● Your task
Rewrite every one of the entries below, changing each "paragraph-line" to "text-line" and leaving everything else unchanged.
— Begin Material for the task —
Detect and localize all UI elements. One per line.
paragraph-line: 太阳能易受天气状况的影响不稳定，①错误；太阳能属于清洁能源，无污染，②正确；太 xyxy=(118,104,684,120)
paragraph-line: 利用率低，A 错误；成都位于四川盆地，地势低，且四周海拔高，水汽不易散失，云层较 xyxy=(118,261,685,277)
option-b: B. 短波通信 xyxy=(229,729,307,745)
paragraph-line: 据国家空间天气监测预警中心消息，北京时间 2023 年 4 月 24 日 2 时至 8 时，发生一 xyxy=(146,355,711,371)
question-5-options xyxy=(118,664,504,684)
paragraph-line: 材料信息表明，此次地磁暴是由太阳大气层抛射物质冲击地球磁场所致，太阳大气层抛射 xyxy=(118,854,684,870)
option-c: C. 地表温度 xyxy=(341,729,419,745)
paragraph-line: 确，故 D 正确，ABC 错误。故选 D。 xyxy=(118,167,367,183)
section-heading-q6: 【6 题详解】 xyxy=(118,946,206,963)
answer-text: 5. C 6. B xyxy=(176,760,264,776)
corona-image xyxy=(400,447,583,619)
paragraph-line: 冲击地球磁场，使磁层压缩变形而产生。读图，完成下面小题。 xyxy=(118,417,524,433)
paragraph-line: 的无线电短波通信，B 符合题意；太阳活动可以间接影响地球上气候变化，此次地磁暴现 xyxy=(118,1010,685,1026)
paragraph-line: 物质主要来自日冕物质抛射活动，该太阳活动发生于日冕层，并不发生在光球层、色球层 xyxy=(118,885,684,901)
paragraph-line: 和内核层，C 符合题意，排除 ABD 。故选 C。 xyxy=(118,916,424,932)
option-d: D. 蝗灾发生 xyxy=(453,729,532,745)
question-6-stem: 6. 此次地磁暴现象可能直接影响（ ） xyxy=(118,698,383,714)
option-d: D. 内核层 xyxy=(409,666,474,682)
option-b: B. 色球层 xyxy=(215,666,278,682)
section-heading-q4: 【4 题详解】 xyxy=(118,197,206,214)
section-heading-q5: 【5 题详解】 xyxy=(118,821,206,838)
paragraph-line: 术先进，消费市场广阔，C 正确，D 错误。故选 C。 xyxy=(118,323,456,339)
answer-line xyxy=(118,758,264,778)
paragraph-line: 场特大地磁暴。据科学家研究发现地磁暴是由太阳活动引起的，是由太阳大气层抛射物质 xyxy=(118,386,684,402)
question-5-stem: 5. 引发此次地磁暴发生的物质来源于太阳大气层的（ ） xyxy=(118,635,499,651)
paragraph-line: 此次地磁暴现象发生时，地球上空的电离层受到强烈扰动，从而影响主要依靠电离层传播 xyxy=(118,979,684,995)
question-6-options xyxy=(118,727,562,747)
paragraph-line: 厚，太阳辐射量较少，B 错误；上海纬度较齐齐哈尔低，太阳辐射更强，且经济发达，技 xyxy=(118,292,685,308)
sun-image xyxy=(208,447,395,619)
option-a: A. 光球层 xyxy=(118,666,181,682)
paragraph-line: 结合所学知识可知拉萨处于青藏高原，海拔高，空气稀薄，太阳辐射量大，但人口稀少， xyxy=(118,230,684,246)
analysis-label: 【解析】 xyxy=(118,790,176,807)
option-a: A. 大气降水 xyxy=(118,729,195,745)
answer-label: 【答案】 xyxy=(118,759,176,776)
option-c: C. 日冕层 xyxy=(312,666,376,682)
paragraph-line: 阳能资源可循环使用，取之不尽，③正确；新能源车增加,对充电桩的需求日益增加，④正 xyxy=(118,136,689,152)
— End Material for the task —
● Output below
Detect and localize all UI elements. One per line.
text-line: 太阳能易受天气状况的影响不稳定，①错误；太阳能属于清洁能源，无污染，②正确；太 xyxy=(118,104,684,120)
text-line: 利用率低，A 错误；成都位于四川盆地，地势低，且四周海拔高，水汽不易散失，云层较 xyxy=(118,261,685,277)
option-b: B. 短波通信 xyxy=(229,729,307,745)
text-line: 据国家空间天气监测预警中心消息，北京时间 2023 年 4 月 24 日 2 时至 8 时，发生一 xyxy=(146,355,711,371)
question-5-options xyxy=(118,664,504,684)
text-line: 材料信息表明，此次地磁暴是由太阳大气层抛射物质冲击地球磁场所致，太阳大气层抛射 xyxy=(118,854,684,870)
option-c: C. 地表温度 xyxy=(341,729,419,745)
text-line: 确，故 D 正确，ABC 错误。故选 D。 xyxy=(118,167,367,183)
section-heading-q6: 【6 题详解】 xyxy=(118,946,206,963)
answer-text: 5. C 6. B xyxy=(176,760,264,776)
corona-image xyxy=(400,447,583,619)
text-line: 冲击地球磁场，使磁层压缩变形而产生。读图，完成下面小题。 xyxy=(118,417,524,433)
text-line: 的无线电短波通信，B 符合题意；太阳活动可以间接影响地球上气候变化，此次地磁暴现 xyxy=(118,1010,685,1026)
text-line: 物质主要来自日冕物质抛射活动，该太阳活动发生于日冕层，并不发生在光球层、色球层 xyxy=(118,885,684,901)
text-line: 和内核层，C 符合题意，排除 ABD 。故选 C。 xyxy=(118,916,424,932)
option-d: D. 蝗灾发生 xyxy=(453,729,532,745)
question-6-stem: 6. 此次地磁暴现象可能直接影响（ ） xyxy=(118,698,383,714)
option-d: D. 内核层 xyxy=(409,666,474,682)
option-b: B. 色球层 xyxy=(215,666,278,682)
section-heading-q4: 【4 题详解】 xyxy=(118,197,206,214)
section-heading-q5: 【5 题详解】 xyxy=(118,821,206,838)
text-line: 术先进，消费市场广阔，C 正确，D 错误。故选 C。 xyxy=(118,323,456,339)
answer-line xyxy=(118,758,264,778)
text-line: 场特大地磁暴。据科学家研究发现地磁暴是由太阳活动引起的，是由太阳大气层抛射物质 xyxy=(118,386,684,402)
question-5-stem: 5. 引发此次地磁暴发生的物质来源于太阳大气层的（ ） xyxy=(118,635,499,651)
text-line: 此次地磁暴现象发生时，地球上空的电离层受到强烈扰动，从而影响主要依靠电离层传播 xyxy=(118,979,684,995)
question-6-options xyxy=(118,727,562,747)
text-line: 厚，太阳辐射量较少，B 错误；上海纬度较齐齐哈尔低，太阳辐射更强，且经济发达，技 xyxy=(118,292,685,308)
sun-image xyxy=(208,447,395,619)
option-a: A. 光球层 xyxy=(118,666,181,682)
text-line: 结合所学知识可知拉萨处于青藏高原，海拔高，空气稀薄，太阳辐射量大，但人口稀少， xyxy=(118,230,684,246)
analysis-label: 【解析】 xyxy=(118,790,176,807)
option-a: A. 大气降水 xyxy=(118,729,195,745)
answer-label: 【答案】 xyxy=(118,759,176,776)
option-c: C. 日冕层 xyxy=(312,666,376,682)
text-line: 阳能资源可循环使用，取之不尽，③正确；新能源车增加,对充电桩的需求日益增加，④正 xyxy=(118,136,689,152)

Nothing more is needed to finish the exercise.